STATED TASK 1: Show every row below that contains the string "From", matching case exactly.

DOCUMENT TEXT:
□ □ □ □
Each leg of the trip brings new revelations as scenes out the window of folks working in fields to give way to the Delaware River, the curtain that separates the colored car is removed, and glimpses of the freedom and opportunity the family hopes to find come into view.
As they travel, Ruth Ellen reads from Narrative of the Life of Frederick Douglass, reflecting on how her journey mirrors her own — until finally, the train arrives at its last stop, New York’s Penn Station and the family heads out into a night filled with bright lights, glimmering stars, and new possibility.
James Ransome’s mixed-media illustrations are full of bold color and texture, bringing Ruth Ellen’s journey to life, from sprawling cotton fields to cramped train cars, the wary glances of other passengers, and the dark forest through which Frederick Douglass traveled towards freedom.
Overground Railroad is, as Lesa notes, a story “of people who were running from and running to at the same time,” and it’s a story that will stay with readers long after the final pages.
7. The Patchwork Path
The Patchwork Path: A Quilt Map to Freedom by Bettye Stroud
The images stitched into Hannah’s patchwork quilt lead to secret signposts on the Underground Railroad as she and her father take flight from slavery on a perilous path to freedom.
The wagon wheel. The bear’s paw. The flying geese. These are some of the squares in the quilt Hannah’s mama helped her to sew — before Hannah’s sister was sold to another plantation and before Mama died of a broken heart.
□ □ □ □
[Layout element rows]
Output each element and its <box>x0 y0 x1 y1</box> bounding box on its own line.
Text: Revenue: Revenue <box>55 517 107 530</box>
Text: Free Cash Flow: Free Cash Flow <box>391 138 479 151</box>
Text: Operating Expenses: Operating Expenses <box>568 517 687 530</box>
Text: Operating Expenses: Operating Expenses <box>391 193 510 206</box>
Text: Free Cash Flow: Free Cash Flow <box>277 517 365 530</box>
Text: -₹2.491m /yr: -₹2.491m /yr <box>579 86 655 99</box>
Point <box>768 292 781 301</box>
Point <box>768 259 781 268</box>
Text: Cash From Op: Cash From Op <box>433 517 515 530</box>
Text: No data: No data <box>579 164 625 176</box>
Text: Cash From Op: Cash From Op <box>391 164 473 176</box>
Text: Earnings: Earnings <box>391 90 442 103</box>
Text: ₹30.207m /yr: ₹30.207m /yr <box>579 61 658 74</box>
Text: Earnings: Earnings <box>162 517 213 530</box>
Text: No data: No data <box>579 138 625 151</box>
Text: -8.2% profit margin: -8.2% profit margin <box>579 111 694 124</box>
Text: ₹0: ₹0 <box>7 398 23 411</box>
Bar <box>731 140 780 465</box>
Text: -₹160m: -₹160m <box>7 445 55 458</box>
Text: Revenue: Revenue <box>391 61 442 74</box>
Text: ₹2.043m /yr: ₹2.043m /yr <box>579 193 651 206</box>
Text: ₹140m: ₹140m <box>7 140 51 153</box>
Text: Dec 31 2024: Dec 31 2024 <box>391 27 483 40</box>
□ □ □ □
STATED TASK 2: Output the portion of the book descriptions above between "Overground Railroad is, as" and "the final pages.", inclusive.

COMPLETE ANSWER 1:
Text: Cash From Op: Cash From Op <box>433 517 515 530</box>
Text: Cash From Op: Cash From Op <box>391 164 473 176</box>

COMPLETE ANSWER 2:
Overground Railroad is, as Lesa notes, a story “of people who were running from and running to at the same time,” and it’s a story that will stay with readers long after the final pages.